(Task to complete)
Every line containing the word "Professional" needs to be found and copied.

(Data records)
---+---

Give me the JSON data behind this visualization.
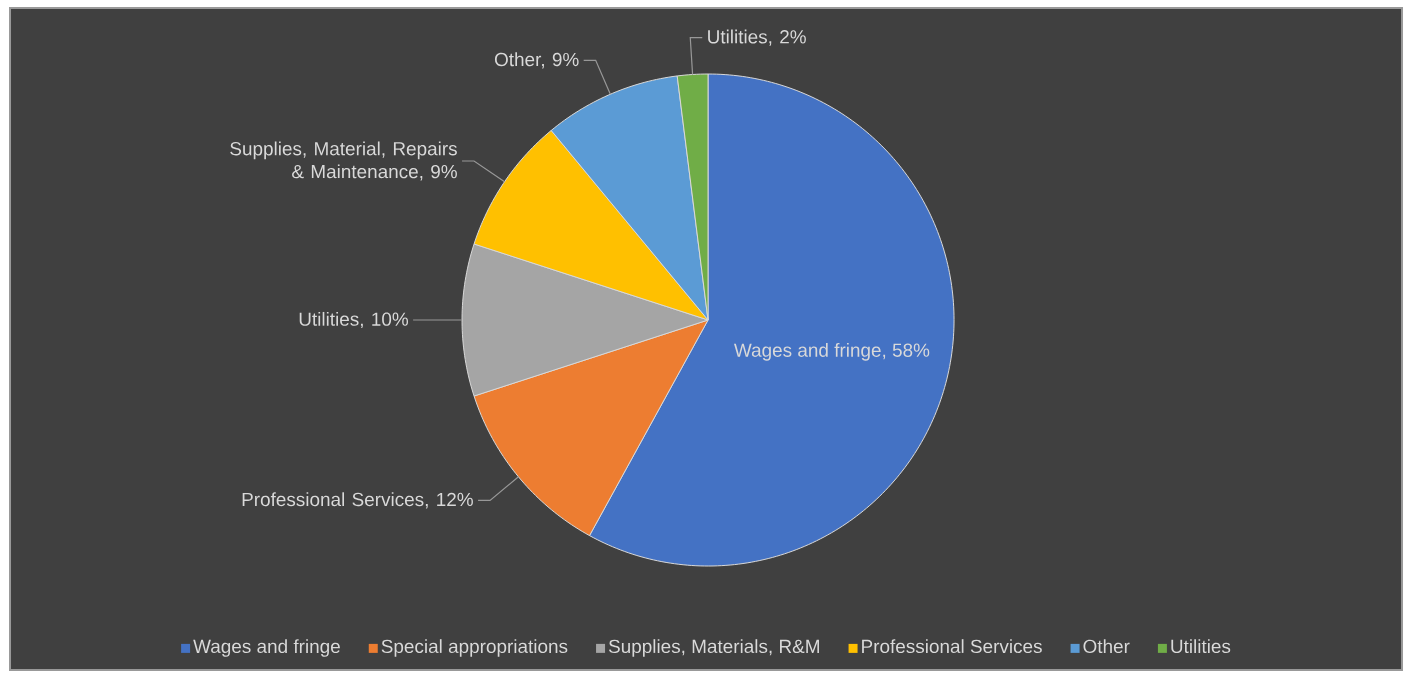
{
  "chart_data": {
    "type": "pie",
    "categories": [
      "Wages and fringe",
      "Special appropriations",
      "Supplies, Materials, R&M",
      "Professional Services",
      "Other",
      "Utilities"
    ],
    "values": [
      58,
      12,
      10,
      9,
      9,
      2
    ],
    "colors": [
      "#4472c4",
      "#ed7d31",
      "#a5a5a5",
      "#ffc000",
      "#5b9bd5",
      "#70ad47"
    ],
    "value_labels": [
      "Wages and fringe, 58%",
      "Professional Services, 12%",
      "Utilities, 10%",
      "Supplies, Material, Repairs & Maintenance, 9%",
      "Other, 9%",
      "Utilities, 2%"
    ],
    "legend": "bottom"
  }
}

---+---

(Answer)
      "Professional Services",
      "Professional Services, 12%",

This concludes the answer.